- **EXERCISE**:
In the data below, find every line that has the string "Dynamics", and copy it.

- **MATERIAL FOR THIS TASK**:
————

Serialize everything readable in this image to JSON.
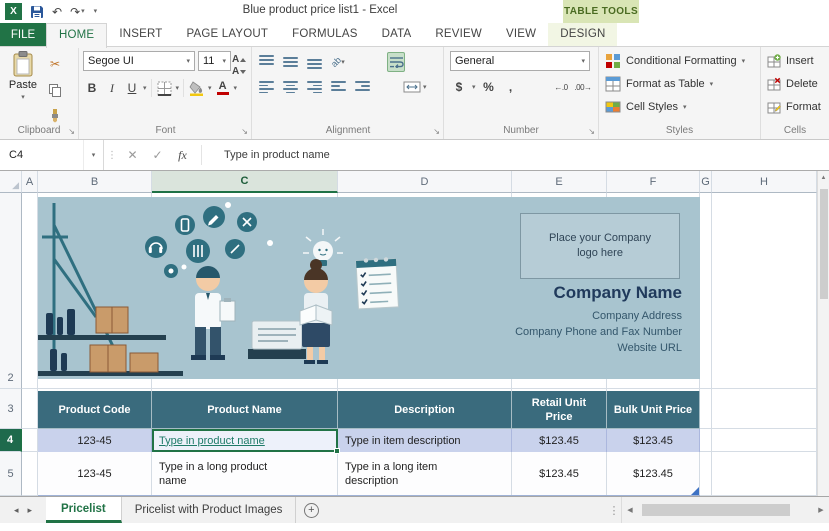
{
  "title_bar": {
    "title": "Blue product price list1 - Excel",
    "contextual_label": "TABLE TOOLS"
  },
  "ribbon_tabs": {
    "file": "FILE",
    "home": "HOME",
    "insert": "INSERT",
    "page_layout": "PAGE LAYOUT",
    "formulas": "FORMULAS",
    "data": "DATA",
    "review": "REVIEW",
    "view": "VIEW",
    "design": "DESIGN"
  },
  "ribbon": {
    "clipboard": {
      "group_label": "Clipboard",
      "paste": "Paste"
    },
    "font": {
      "group_label": "Font",
      "name": "Segoe UI",
      "size": "11",
      "bold": "B",
      "italic": "I",
      "underline": "U",
      "letter": "A"
    },
    "alignment": {
      "group_label": "Alignment"
    },
    "number": {
      "group_label": "Number",
      "format": "General",
      "currency": "$",
      "percent": "%",
      "comma": ","
    },
    "styles": {
      "group_label": "Styles",
      "conditional_formatting": "Conditional Formatting",
      "format_as_table": "Format as Table",
      "cell_styles": "Cell Styles"
    },
    "cells": {
      "group_label": "Cells",
      "insert": "Insert",
      "delete": "Delete",
      "format": "Format"
    }
  },
  "formula_bar": {
    "name_box": "C4",
    "fx_label": "fx",
    "content": "Type in product name"
  },
  "grid": {
    "columns": [
      "A",
      "B",
      "C",
      "D",
      "E",
      "F",
      "G",
      "H"
    ],
    "rows": [
      "2",
      "3",
      "4",
      "5"
    ],
    "selected_cell": "C4"
  },
  "worksheet": {
    "logo_placeholder": "Place your Company logo here",
    "company_name": "Company Name",
    "company_address": "Company Address",
    "company_phone": "Company Phone and Fax Number",
    "company_website": "Website URL",
    "table": {
      "headers": [
        "Product Code",
        "Product Name",
        "Description",
        "Retail Unit Price",
        "Bulk Unit Price"
      ],
      "rows": [
        {
          "code": "123-45",
          "name": "Type in product name",
          "description": "Type in item description",
          "retail_price": "$123.45",
          "bulk_price": "$123.45"
        },
        {
          "code": "123-45",
          "name": "Type in a long product name",
          "description": "Type in a long item description",
          "retail_price": "$123.45",
          "bulk_price": "$123.45"
        }
      ]
    }
  },
  "sheet_tabs": {
    "active": "Pricelist",
    "inactive": "Pricelist with Product Images"
  },
  "icons": {
    "excel_logo": "X",
    "undo": "↶",
    "redo": "↷",
    "dropdown_arrow": "▾",
    "cut": "✂",
    "dots_handle": "⋮",
    "cancel": "✕",
    "enter": "✓",
    "select_all": "◢",
    "scroll_up": "▲",
    "scroll_left": "◀",
    "scroll_right": "▶",
    "tab_prev": "◂",
    "tab_next": "▸",
    "new_sheet": "+",
    "launcher": "↘",
    "orientation": "ab",
    "increase_decimal": "←.0",
    "decrease_decimal": ".00→"
  },
  "colors": {
    "excel_green": "#217346",
    "table_header_teal": "#3A6B7D",
    "banded_row_blue": "#C9D2EC",
    "illustration_bg": "#A8C4CF",
    "contextual_tab_bg": "#D9E5B5"
  }
}
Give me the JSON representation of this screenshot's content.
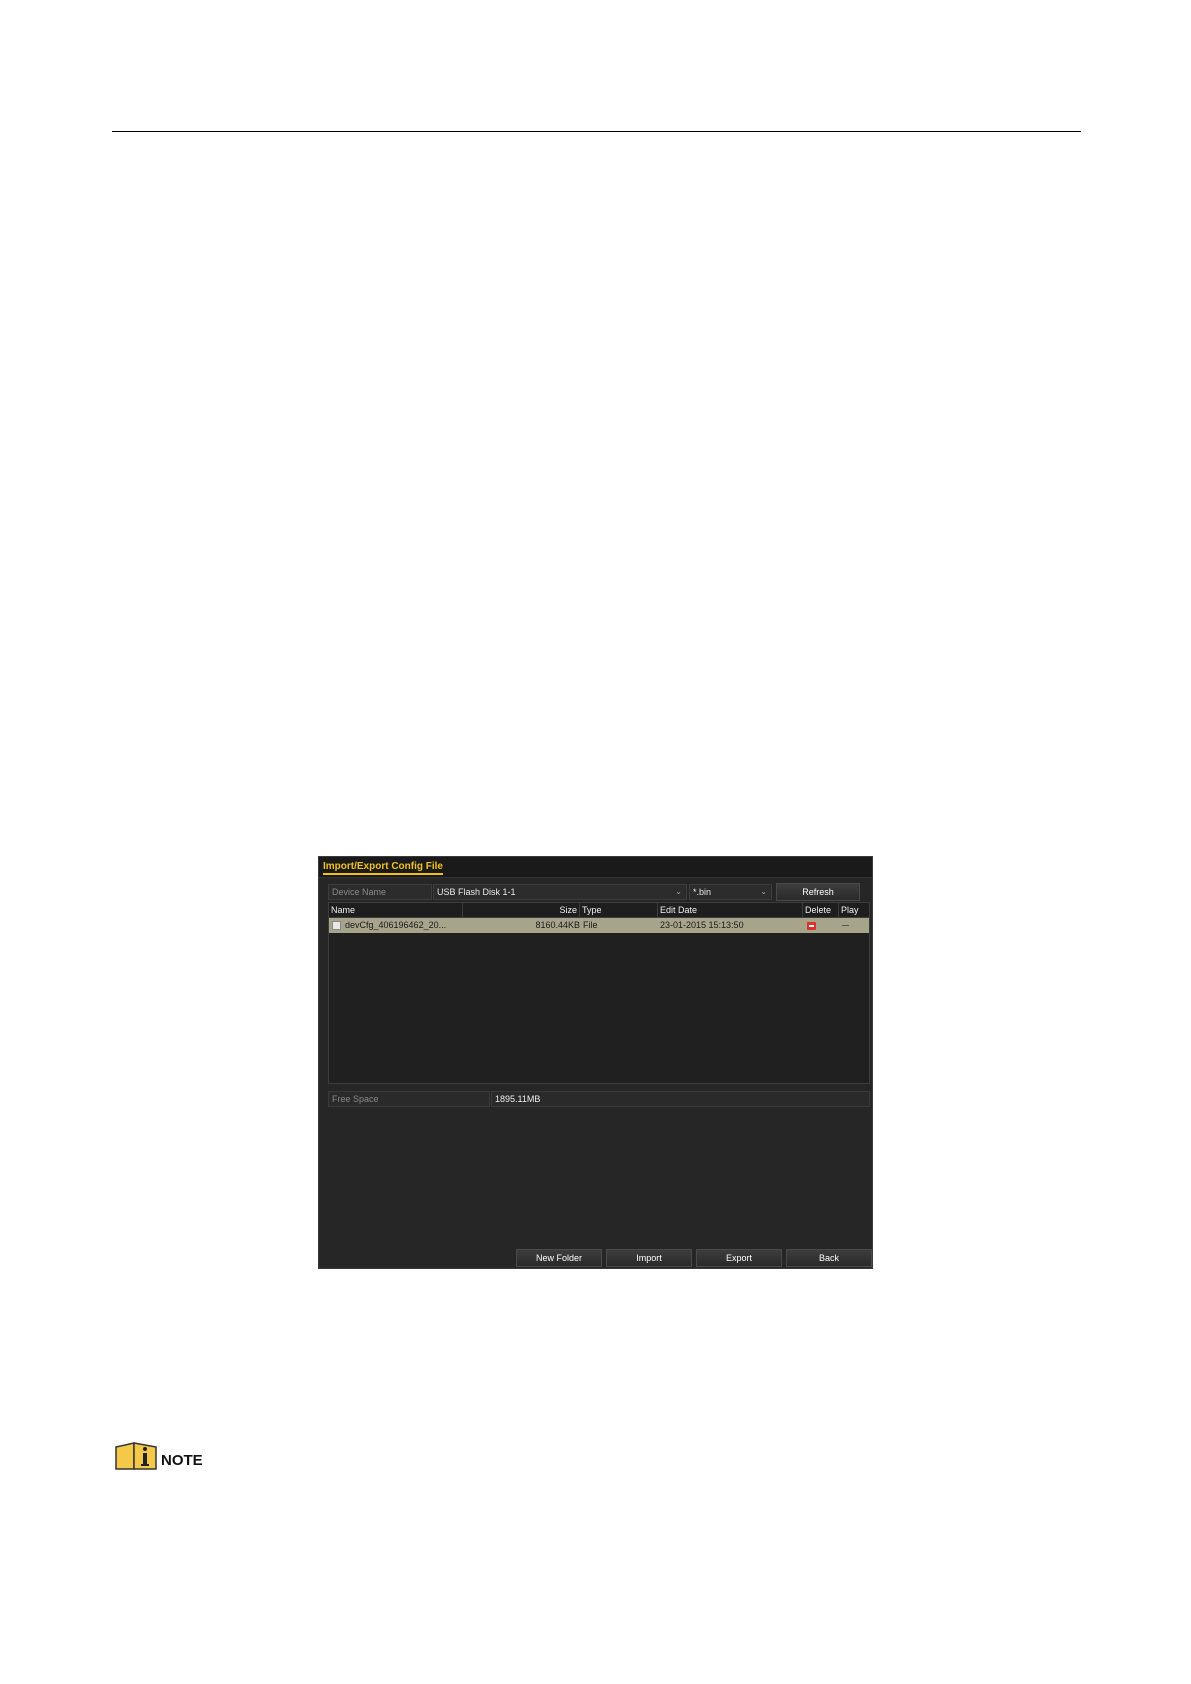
{
  "dialog": {
    "title": "Import/Export Config File",
    "device_name_label": "Device Name",
    "device_name_value": "USB Flash Disk 1-1",
    "filter_value": "*.bin",
    "refresh_label": "Refresh",
    "columns": [
      "Name",
      "Size",
      "Type",
      "Edit Date",
      "Delete",
      "Play"
    ],
    "files": [
      {
        "name": "devCfg_406196462_20...",
        "size": "8160.44KB",
        "type": "File",
        "edit_date": "23-01-2015 15:13:50"
      }
    ],
    "free_space_label": "Free Space",
    "free_space_value": "1895.11MB",
    "buttons": {
      "new_folder": "New Folder",
      "import": "Import",
      "export": "Export",
      "back": "Back"
    }
  },
  "note": {
    "label": "NOTE"
  },
  "colors": {
    "accent": "#f2c21b",
    "panel": "#262626",
    "selected_row": "#a8a48c",
    "delete_icon": "#d8332a"
  }
}
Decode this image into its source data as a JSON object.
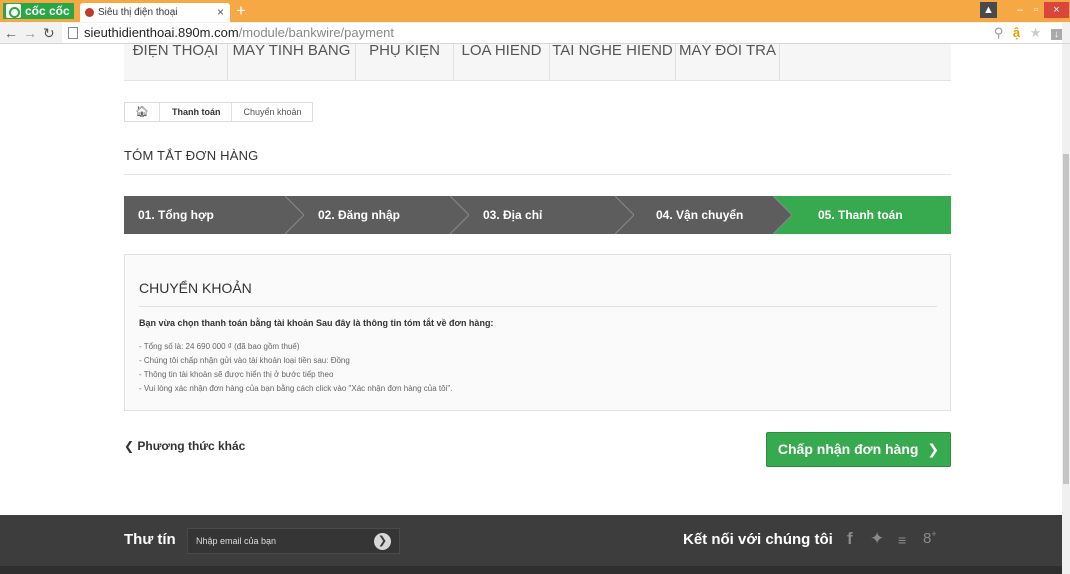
{
  "browser": {
    "brand": "cốc cốc",
    "tab_title": "Siêu thị điện thoại",
    "tab_close": "×",
    "new_tab": "+",
    "url_host": "sieuthidienthoai.890m.com",
    "url_path": "/module/bankwire/payment",
    "window_buttons": {
      "minimize": "–",
      "maximize": "▫",
      "close": "×"
    }
  },
  "topnav": {
    "items": [
      "ĐIỆN THOẠI",
      "MÁY TÍNH BẢNG",
      "PHỤ KIỆN",
      "LOA HIEND",
      "TAI NGHE HIEND",
      "MÁY ĐỔI TRẢ"
    ]
  },
  "breadcrumb": {
    "home_icon": "home-icon",
    "items": [
      "Thanh toán",
      "Chuyển khoản"
    ]
  },
  "order_summary_title": "TÓM TẮT ĐƠN HÀNG",
  "steps": [
    {
      "label": "01. Tổng hợp",
      "state": "pending"
    },
    {
      "label": "02. Đăng nhập",
      "state": "pending"
    },
    {
      "label": "03. Địa chỉ",
      "state": "pending"
    },
    {
      "label": "04. Vận chuyển",
      "state": "pending"
    },
    {
      "label": "05. Thanh toán",
      "state": "current"
    }
  ],
  "panel": {
    "title": "CHUYỂN KHOẢN",
    "lead": "Bạn vừa chọn thanh toán bằng tài khoản Sau đây là thông tin tóm tắt về đơn hàng:",
    "lines": [
      "- Tổng số là: 24 690 000 ₫ (đã bao gồm thuế)",
      "- Chúng tôi chấp nhận gửi vào tài khoản loại tiền sau: Đồng",
      "- Thông tin tài khoản sẽ được hiển thị ở bước tiếp theo",
      "- Vui lòng xác nhận đơn hàng của bạn bằng cách click vào \"Xác nhận đơn hàng của tôi\"."
    ]
  },
  "actions": {
    "back_label": "Phương thức khác",
    "accept_label": "Chấp nhận đơn hàng"
  },
  "footer": {
    "newsletter_label": "Thư tín",
    "newsletter_placeholder": "Nhập email của bạn",
    "connect_label": "Kết nối với chúng tôi",
    "social_icons": [
      "facebook-icon",
      "twitter-icon",
      "rss-icon",
      "google-plus-icon"
    ]
  },
  "colors": {
    "accent_green": "#37a94f",
    "step_gray": "#5d5d5d",
    "browser_orange": "#f5a843",
    "footer_dark": "#3d3d3d"
  }
}
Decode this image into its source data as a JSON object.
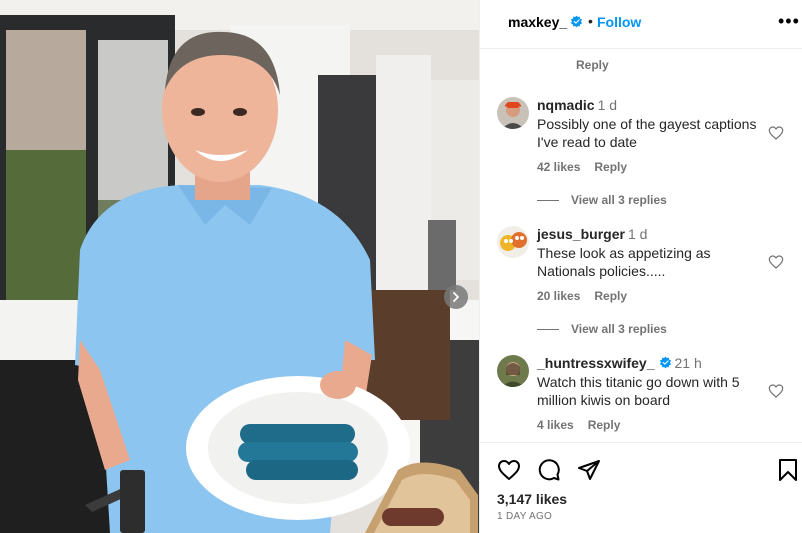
{
  "post": {
    "username": "maxkey_",
    "separator": "•",
    "follow_label": "Follow",
    "more_label": "•••",
    "likes_count": "3,147 likes",
    "date": "1 DAY AGO"
  },
  "comments_panel": {
    "top_reply_label": "Reply",
    "comments": [
      {
        "username": "nqmadic",
        "time": "1 d",
        "verified": false,
        "text": "Possibly one of the gayest captions I've read to date",
        "likes": "42 likes",
        "reply_label": "Reply",
        "view_replies": "View all 3 replies"
      },
      {
        "username": "jesus_burger",
        "time": "1 d",
        "verified": false,
        "text": "These look as appetizing as Nationals policies.....",
        "likes": "20 likes",
        "reply_label": "Reply",
        "view_replies": "View all 3 replies"
      },
      {
        "username": "_huntressxwifey_",
        "time": "21 h",
        "verified": true,
        "text": "Watch this titanic go down with 5 million kiwis on board",
        "likes": "4 likes",
        "reply_label": "Reply"
      }
    ]
  },
  "icons": {
    "verified": "verified-badge-icon",
    "heart": "heart-icon",
    "comment": "comment-icon",
    "share": "share-icon",
    "save": "bookmark-icon",
    "next": "chevron-right-icon",
    "more": "more-options-icon"
  },
  "colors": {
    "accent_blue": "#0095f6",
    "secondary_text": "#737373",
    "divider": "#efefef"
  }
}
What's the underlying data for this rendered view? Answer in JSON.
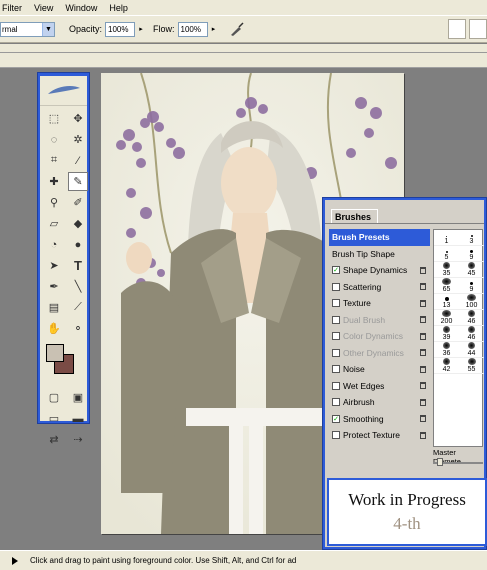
{
  "menu": {
    "items": [
      "Filter",
      "View",
      "Window",
      "Help"
    ]
  },
  "options_bar": {
    "mode_value": "rmal",
    "opacity_label": "Opacity:",
    "opacity_value": "100%",
    "flow_label": "Flow:",
    "flow_value": "100%"
  },
  "brushes_palette": {
    "tab_label": "Brushes",
    "items": [
      {
        "label": "Brush Presets",
        "highlighted": true,
        "checkbox": false,
        "checked": false,
        "dimmed": false,
        "lock": false
      },
      {
        "label": "Brush Tip Shape",
        "highlighted": false,
        "checkbox": false,
        "checked": false,
        "dimmed": false,
        "lock": false
      },
      {
        "label": "Shape Dynamics",
        "highlighted": false,
        "checkbox": true,
        "checked": true,
        "dimmed": false,
        "lock": true
      },
      {
        "label": "Scattering",
        "highlighted": false,
        "checkbox": true,
        "checked": false,
        "dimmed": false,
        "lock": true
      },
      {
        "label": "Texture",
        "highlighted": false,
        "checkbox": true,
        "checked": false,
        "dimmed": false,
        "lock": true
      },
      {
        "label": "Dual Brush",
        "highlighted": false,
        "checkbox": true,
        "checked": false,
        "dimmed": true,
        "lock": true
      },
      {
        "label": "Color Dynamics",
        "highlighted": false,
        "checkbox": true,
        "checked": false,
        "dimmed": true,
        "lock": true
      },
      {
        "label": "Other Dynamics",
        "highlighted": false,
        "checkbox": true,
        "checked": false,
        "dimmed": true,
        "lock": true
      },
      {
        "label": "Noise",
        "highlighted": false,
        "checkbox": true,
        "checked": false,
        "dimmed": false,
        "lock": true
      },
      {
        "label": "Wet Edges",
        "highlighted": false,
        "checkbox": true,
        "checked": false,
        "dimmed": false,
        "lock": true
      },
      {
        "label": "Airbrush",
        "highlighted": false,
        "checkbox": true,
        "checked": false,
        "dimmed": false,
        "lock": true
      },
      {
        "label": "Smoothing",
        "highlighted": false,
        "checkbox": true,
        "checked": true,
        "dimmed": false,
        "lock": true
      },
      {
        "label": "Protect Texture",
        "highlighted": false,
        "checkbox": true,
        "checked": false,
        "dimmed": false,
        "lock": true
      }
    ],
    "preset_sizes": [
      "1",
      "3",
      "5",
      "9",
      "35",
      "45",
      "65",
      "9",
      "13",
      "100",
      "200",
      "46",
      "39",
      "46",
      "36",
      "44",
      "42",
      "55"
    ],
    "master_diameter_label": "Master Diamete"
  },
  "overlay": {
    "line1": "Work in Progress",
    "line2": "4-th"
  },
  "status_bar": {
    "text": "Click and drag to paint using foreground color.  Use Shift, Alt, and Ctrl for ad"
  },
  "colors": {
    "foreground": "#c9c1b3",
    "background": "#7a4b45",
    "palette_blue": "#2d5bd8"
  }
}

————

- **OUTPUT OF THE EXERCISE**:
        "label": "Shape Dynamics",
        "label": "Color Dynamics",
        "label": "Other Dynamics",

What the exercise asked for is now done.